La Corée du Nord lance un missile balistique intercontinental

AP - Ahn Young-joon

La Corée du Nord a lancé, vendredi 18 novembre, un missile balistique intercontinental qui serait retombé dans la zone économique exclusive du Japon. Un tir qui fait suite à la cinquantaine de missiles tirés ces deux derniers mois par Pyongyang en réponse aux exercices des armées sud-coréennes et américaines. Une réunion d'urgence a été organisée autour de la vice-présidente américaine, Kamala Harris, au sommet de l'Apec à Bangkok.

Pyongyang a décidé de faire grimper la tension d’un cran dans la péninsule. Après les menaces du ministre des Affaires étrangères nord-coréen, la Corée du Nord a sorti l’artillerie lourde, rapporte notre correspondant à Séoul, Nicolas Rocca. D’après les informations sud-coréennes et japonaises, le missile balistique intercontinental (ICBM) aurait atteint une altitude maximale près de quinze fois supérieure à celle de la Station spatiale internationale, avant de s’écraser à 200 km des côtes japonaises.
:::::
▶ [Exercices]:
(a) D'après l'article sur le tir de missile nord-coréen, à quelle distance des côtes japonaises le missile se serait-il écrasé ?
(b) Rédigez la suite de l'article sur le tir de missile nord-coréen.
Les lignes n'entrent pas en compte ici.
:::::
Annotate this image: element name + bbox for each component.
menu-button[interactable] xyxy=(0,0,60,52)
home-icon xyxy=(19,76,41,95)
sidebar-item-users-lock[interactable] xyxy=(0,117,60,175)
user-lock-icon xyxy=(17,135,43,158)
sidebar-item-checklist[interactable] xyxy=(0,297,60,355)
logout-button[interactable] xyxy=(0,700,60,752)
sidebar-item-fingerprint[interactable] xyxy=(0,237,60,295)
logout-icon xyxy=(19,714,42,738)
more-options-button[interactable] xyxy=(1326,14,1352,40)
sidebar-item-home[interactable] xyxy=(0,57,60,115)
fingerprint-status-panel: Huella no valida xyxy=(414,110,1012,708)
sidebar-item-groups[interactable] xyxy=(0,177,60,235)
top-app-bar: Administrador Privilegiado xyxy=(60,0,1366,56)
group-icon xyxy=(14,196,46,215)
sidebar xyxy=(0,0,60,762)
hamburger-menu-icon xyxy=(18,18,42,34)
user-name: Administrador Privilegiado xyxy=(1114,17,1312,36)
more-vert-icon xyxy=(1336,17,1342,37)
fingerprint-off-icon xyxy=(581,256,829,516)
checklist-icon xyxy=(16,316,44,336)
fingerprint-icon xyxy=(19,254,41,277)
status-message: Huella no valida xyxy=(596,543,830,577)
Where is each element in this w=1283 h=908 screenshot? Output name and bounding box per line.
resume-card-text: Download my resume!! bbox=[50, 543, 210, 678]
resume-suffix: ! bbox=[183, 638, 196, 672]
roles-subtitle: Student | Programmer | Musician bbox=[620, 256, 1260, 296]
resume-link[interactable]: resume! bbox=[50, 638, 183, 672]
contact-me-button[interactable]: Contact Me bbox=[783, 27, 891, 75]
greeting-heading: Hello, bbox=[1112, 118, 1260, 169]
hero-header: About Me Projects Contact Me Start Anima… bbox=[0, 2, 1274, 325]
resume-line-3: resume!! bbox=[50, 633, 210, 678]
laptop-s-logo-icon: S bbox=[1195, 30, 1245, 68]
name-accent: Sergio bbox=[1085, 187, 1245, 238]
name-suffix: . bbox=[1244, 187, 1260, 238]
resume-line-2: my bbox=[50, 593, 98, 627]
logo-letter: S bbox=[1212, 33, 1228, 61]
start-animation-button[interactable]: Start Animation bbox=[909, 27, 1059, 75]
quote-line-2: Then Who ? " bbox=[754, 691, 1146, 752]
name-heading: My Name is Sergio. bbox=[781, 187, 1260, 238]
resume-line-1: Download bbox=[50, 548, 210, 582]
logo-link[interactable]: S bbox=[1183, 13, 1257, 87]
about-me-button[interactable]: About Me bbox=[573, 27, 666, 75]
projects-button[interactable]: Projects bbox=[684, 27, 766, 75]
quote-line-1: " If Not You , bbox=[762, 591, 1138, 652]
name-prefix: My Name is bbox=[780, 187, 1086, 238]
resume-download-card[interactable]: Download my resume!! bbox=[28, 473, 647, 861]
:::::
▶ [Corrigé]:
(a) À 200 km des côtes japonaises.

(b)
Mais le missile pourrait aller bien plus loin que l’archipel, car Tokyo estime qu’il serait capable de voler 15 000 km. Ce qui signifie qu’il aurait le potentiel de frapper Washington et l’intégralité du territoire des États-Unis. Le 3 novembre, la Corée du Nord avait déjà lancé un ICBM, mais ce tir avait apparemment échoué, selon Séoul et Tokyo. Le pays avait rompu, en mars dernier, un moratoire qu'il s'était auto-imposé en 2017 sur les lancements de ce type de missiles à longue portée, capables, selon les experts militaires, d'atteindre le territoire continental des États-Unis.